[Records that describe figures]
--
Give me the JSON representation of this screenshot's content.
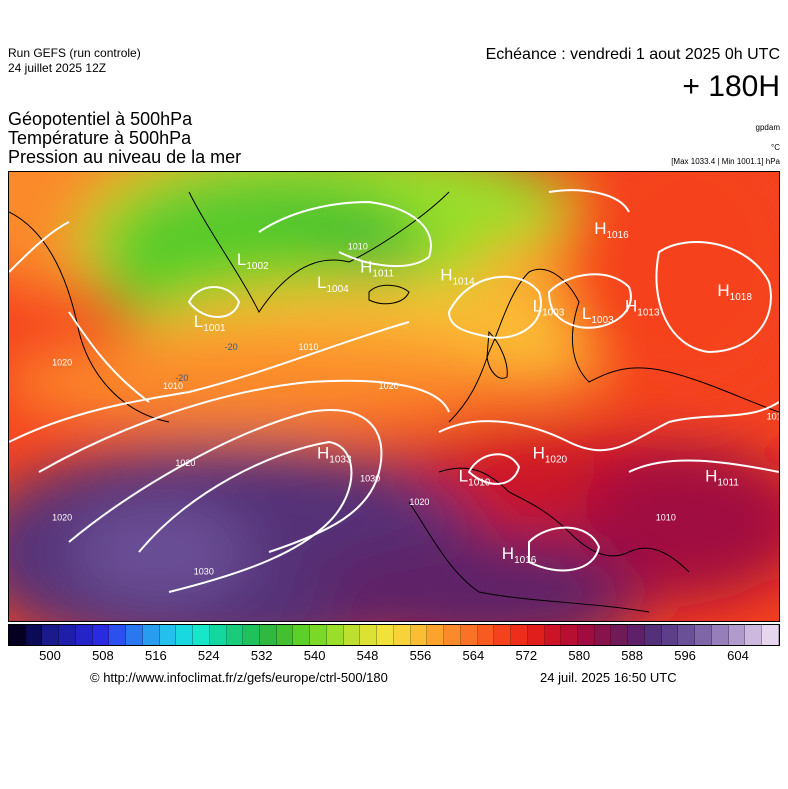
{
  "header": {
    "run_line1": "Run GEFS (run controle)",
    "run_line2": "24 juillet 2025 12Z",
    "echeance": "Echéance : vendredi 1 aout 2025 0h UTC",
    "lead_time": "+ 180H"
  },
  "titles": {
    "line1": "Géopotentiel à 500hPa",
    "line2": "Température à 500hPa",
    "line3": "Pression au niveau de la mer"
  },
  "units": {
    "geopotential": "gpdam",
    "temperature": "°C",
    "pressure": "[Max 1033.4 | Min 1001.1] hPa"
  },
  "centers": [
    {
      "type": "L",
      "value": "1002",
      "lon": -38,
      "lat": 68
    },
    {
      "type": "L",
      "value": "1004",
      "lon": -25,
      "lat": 65
    },
    {
      "type": "H",
      "value": "1011",
      "lon": -18,
      "lat": 67
    },
    {
      "type": "L",
      "value": "1001",
      "lon": -45,
      "lat": 60
    },
    {
      "type": "H",
      "value": "1014",
      "lon": -5,
      "lat": 66
    },
    {
      "type": "H",
      "value": "1016",
      "lon": 20,
      "lat": 72
    },
    {
      "type": "L",
      "value": "1003",
      "lon": 10,
      "lat": 62
    },
    {
      "type": "L",
      "value": "1003",
      "lon": 18,
      "lat": 61
    },
    {
      "type": "H",
      "value": "1013",
      "lon": 25,
      "lat": 62
    },
    {
      "type": "H",
      "value": "1018",
      "lon": 40,
      "lat": 64
    },
    {
      "type": "H",
      "value": "1033",
      "lon": -25,
      "lat": 43
    },
    {
      "type": "L",
      "value": "1010",
      "lon": -2,
      "lat": 40
    },
    {
      "type": "H",
      "value": "1020",
      "lon": 10,
      "lat": 43
    },
    {
      "type": "H",
      "value": "1011",
      "lon": 38,
      "lat": 40
    },
    {
      "type": "H",
      "value": "1016",
      "lon": 5,
      "lat": 30
    }
  ],
  "isobar_labels": [
    {
      "text": "1010",
      "lon": -20,
      "lat": 70
    },
    {
      "text": "1010",
      "lon": -28,
      "lat": 57
    },
    {
      "text": "1010",
      "lon": -50,
      "lat": 52
    },
    {
      "text": "1020",
      "lon": -68,
      "lat": 55
    },
    {
      "text": "1020",
      "lon": -15,
      "lat": 52
    },
    {
      "text": "1020",
      "lon": -48,
      "lat": 42
    },
    {
      "text": "1020",
      "lon": -68,
      "lat": 35
    },
    {
      "text": "1030",
      "lon": -18,
      "lat": 40
    },
    {
      "text": "1030",
      "lon": -45,
      "lat": 28
    },
    {
      "text": "1020",
      "lon": -10,
      "lat": 37
    },
    {
      "text": "1016",
      "lon": 48,
      "lat": 48
    },
    {
      "text": "1010",
      "lon": 50,
      "lat": 70
    },
    {
      "text": "1010",
      "lon": 30,
      "lat": 35
    }
  ],
  "temperature_labels": [
    {
      "text": "-20",
      "lon": -48,
      "lat": 53
    },
    {
      "text": "-20",
      "lon": -40,
      "lat": 57
    }
  ],
  "map": {
    "lon_range": [
      -75,
      50
    ],
    "lat_range": [
      22,
      80
    ]
  },
  "scale": {
    "colors": [
      "#050022",
      "#0a0a55",
      "#1a1a8a",
      "#1e1ea8",
      "#2424c8",
      "#2a2ae0",
      "#2b50ef",
      "#2a78f0",
      "#289df0",
      "#24bfec",
      "#1ad8e0",
      "#18e6c8",
      "#12d8a0",
      "#1acb7a",
      "#20c05a",
      "#30b840",
      "#44bf30",
      "#5ccf28",
      "#7ad826",
      "#9ade2a",
      "#bde030",
      "#dbe234",
      "#f0e23a",
      "#f8d23a",
      "#fbbd34",
      "#fca32e",
      "#fb8a2a",
      "#fa7226",
      "#f85a22",
      "#f5421e",
      "#ee2e1a",
      "#e01e1c",
      "#cc1426",
      "#b80e32",
      "#a00c40",
      "#88124c",
      "#701a58",
      "#5e2068",
      "#543078",
      "#5c3e8a",
      "#6a5096",
      "#7e66a8",
      "#957eba",
      "#b19acc",
      "#cdb8de",
      "#e6d6ee"
    ],
    "ticks": [
      "500",
      "508",
      "516",
      "524",
      "532",
      "540",
      "548",
      "556",
      "564",
      "572",
      "580",
      "588",
      "596",
      "604"
    ]
  },
  "footer": {
    "url": "© http://www.infoclimat.fr/z/gefs/europe/ctrl-500/180",
    "timestamp": "24 juil. 2025 16:50 UTC"
  }
}
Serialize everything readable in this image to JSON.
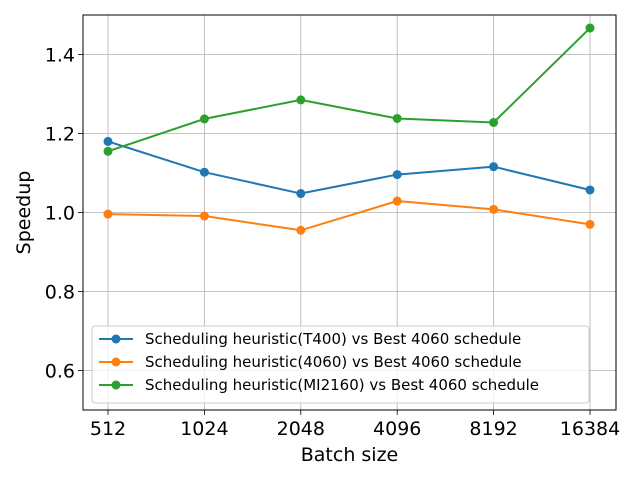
{
  "chart_data": {
    "type": "line",
    "xlabel": "Batch size",
    "ylabel": "Speedup",
    "categories": [
      "512",
      "1024",
      "2048",
      "4096",
      "8192",
      "16384"
    ],
    "ylim": [
      0.5,
      1.5
    ],
    "yticks": [
      "0.6",
      "0.8",
      "1.0",
      "1.2",
      "1.4"
    ],
    "grid": true,
    "legend_position": "bottom-center",
    "series": [
      {
        "name": "Scheduling heuristic(T400) vs Best 4060 schedule",
        "color": "#1f77b4",
        "values": [
          1.18,
          1.102,
          1.048,
          1.096,
          1.116,
          1.057
        ]
      },
      {
        "name": "Scheduling heuristic(4060) vs Best 4060 schedule",
        "color": "#ff7f0e",
        "values": [
          0.996,
          0.991,
          0.955,
          1.029,
          1.008,
          0.97
        ]
      },
      {
        "name": "Scheduling heuristic(MI2160) vs Best 4060 schedule",
        "color": "#2ca02c",
        "values": [
          1.155,
          1.237,
          1.285,
          1.238,
          1.228,
          1.467
        ]
      }
    ]
  }
}
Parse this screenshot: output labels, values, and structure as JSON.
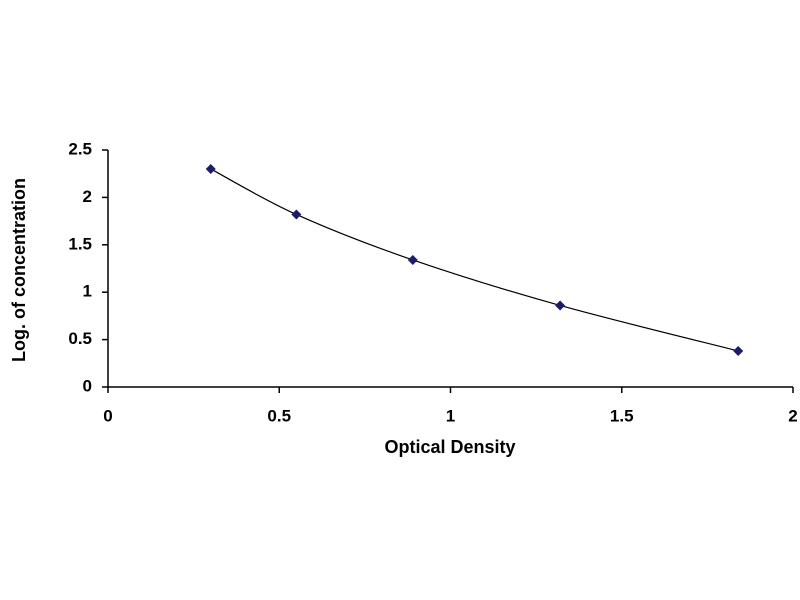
{
  "chart_data": {
    "type": "scatter",
    "x_label": "Optical Density",
    "y_label": "Log. of concentration",
    "x": [
      0.3,
      0.55,
      0.89,
      1.32,
      1.84
    ],
    "values": [
      2.3,
      1.82,
      1.34,
      0.86,
      0.38
    ],
    "color": "#1c1c6b",
    "xlim": [
      0,
      2
    ],
    "xticks": [
      0,
      0.5,
      1,
      1.5,
      2
    ],
    "ylim": [
      0,
      2.5
    ],
    "yticks": [
      0,
      0.5,
      1,
      1.5,
      2,
      2.5
    ],
    "grid": false
  }
}
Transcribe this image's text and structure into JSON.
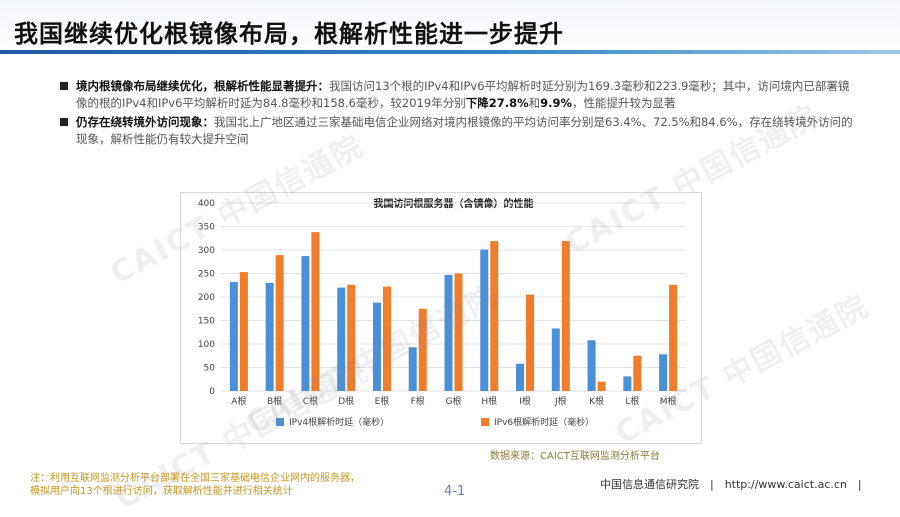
{
  "title": "我国继续优化根镜像布局，根解析性能进一步提升",
  "bullets": [
    {
      "bold": "境内根镜像布局继续优化，根解析性能显著提升：",
      "text_1": "我国访问13个根的IPv4和IPv6平均解析时延分别为169.3毫秒和223.9毫秒；其中，访问境内已部署镜像的根的IPv4和IPv6平均解析时延为84.8毫秒和158.6毫秒，较2019年分别",
      "hl_1": "下降27.8%",
      "text_2": "和",
      "hl_2": "9.9%",
      "text_3": "，性能提升较为显著"
    },
    {
      "bold": "仍存在绕转境外访问现象：",
      "text_1": "我国北上广地区通过三家基础电信企业网络对境内根镜像的平均访问率分别是63.4%、72.5%和84.6%，存在绕转境外访问的现象，解析性能仍有较大提升空间"
    }
  ],
  "chart_data": {
    "type": "bar",
    "title": "我国访问根服务器（含镜像）的性能",
    "categories": [
      "A根",
      "B根",
      "C根",
      "D根",
      "E根",
      "F根",
      "G根",
      "H根",
      "I根",
      "J根",
      "K根",
      "L根",
      "M根"
    ],
    "series": [
      {
        "name": "IPv4根解析时延（毫秒）",
        "color": "#4a90d9",
        "values": [
          232,
          230,
          287,
          220,
          188,
          93,
          247,
          301,
          58,
          133,
          108,
          31,
          78
        ]
      },
      {
        "name": "IPv6根解析时延（毫秒）",
        "color": "#f07c2c",
        "values": [
          253,
          289,
          338,
          226,
          222,
          175,
          250,
          319,
          205,
          319,
          20,
          75,
          226
        ]
      }
    ],
    "ylim": [
      0,
      400
    ],
    "yticks": [
      0,
      50,
      100,
      150,
      200,
      250,
      300,
      350,
      400
    ],
    "grid": true,
    "legend": "bottom"
  },
  "watermark": "CAICT 中国信通院",
  "source": "数据来源：CAICT互联网监测分析平台",
  "footnote": {
    "line1": "注：利用互联网监测分析平台部署在全国三家基础电信企业网内的服务器，",
    "line2": "模拟用户向13个根进行访问，获取解析性能并进行相关统计"
  },
  "page_number": "4-1",
  "org": "中国信息通信研究院　|　http://www.caict.ac.cn　|"
}
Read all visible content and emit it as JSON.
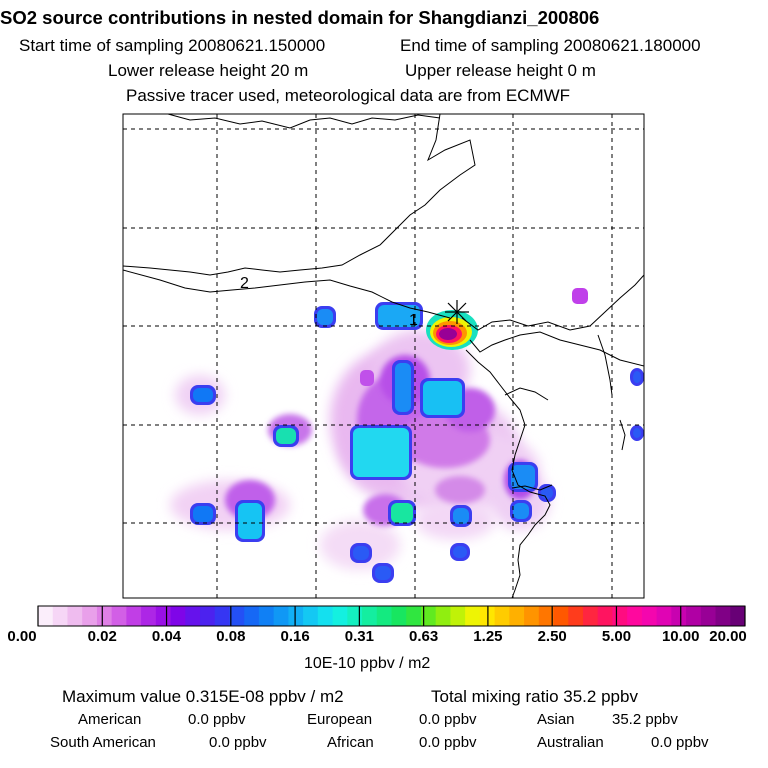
{
  "header": {
    "title": "SO2 source contributions in nested domain for Shangdianzi_200806",
    "start_label": "Start time of sampling 20080621.150000",
    "end_label": "End time of sampling 20080621.180000",
    "lower_label": "Lower release height   20 m",
    "upper_label": "Upper release height    0 m",
    "tracer_label": "Passive tracer used, meteorological data are from ECMWF"
  },
  "chart_data": {
    "type": "heatmap",
    "title": "SO2 source contributions in nested domain for Shangdianzi_200806",
    "units": "10E-10 ppbv / m2",
    "station": "Shangdianzi",
    "contour_labels": [
      "1",
      "2"
    ],
    "color_scale": {
      "tick_labels": [
        "0.00",
        "0.02",
        "0.04",
        "0.08",
        "0.16",
        "0.31",
        "0.63",
        "1.25",
        "2.50",
        "5.00",
        "10.00",
        "20.00"
      ],
      "colors": [
        "#fbeefb",
        "#f6d6f6",
        "#efbcef",
        "#e9a0ea",
        "#df80e6",
        "#d25fe6",
        "#c13ee6",
        "#ad26e6",
        "#9a10e6",
        "#7f05e8",
        "#6612ec",
        "#4c22ef",
        "#3636f3",
        "#2450f5",
        "#1668f5",
        "#1080f5",
        "#1098f5",
        "#12b0f5",
        "#14c8f3",
        "#14e0ef",
        "#14f0e0",
        "#14f0c0",
        "#14eea0",
        "#14ea80",
        "#18e660",
        "#30e640",
        "#60ea20",
        "#90ee10",
        "#c0f208",
        "#eef404",
        "#ffe600",
        "#ffcc00",
        "#ffb000",
        "#ff9400",
        "#ff7600",
        "#ff5800",
        "#ff3c1c",
        "#ff2640",
        "#ff1460",
        "#ff0c80",
        "#ff089e",
        "#f406ae",
        "#e004b4",
        "#c802b0",
        "#b000a4",
        "#980096",
        "#800086",
        "#680076"
      ]
    }
  },
  "stats": {
    "max_label": "Maximum value  0.315E-08 ppbv / m2",
    "total_label": "Total mixing ratio      35.2 ppbv",
    "regions": [
      {
        "name": "American",
        "value": "0.0 ppbv"
      },
      {
        "name": "European",
        "value": "0.0 ppbv"
      },
      {
        "name": "Asian",
        "value": "35.2 ppbv"
      },
      {
        "name": "South American",
        "value": "0.0 ppbv"
      },
      {
        "name": "African",
        "value": "0.0 ppbv"
      },
      {
        "name": "Australian",
        "value": "0.0 ppbv"
      }
    ]
  }
}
--
## Goal of the exercise
Give the number of lines in the listing above that contain "this", and nothing else.

## Exercise result
4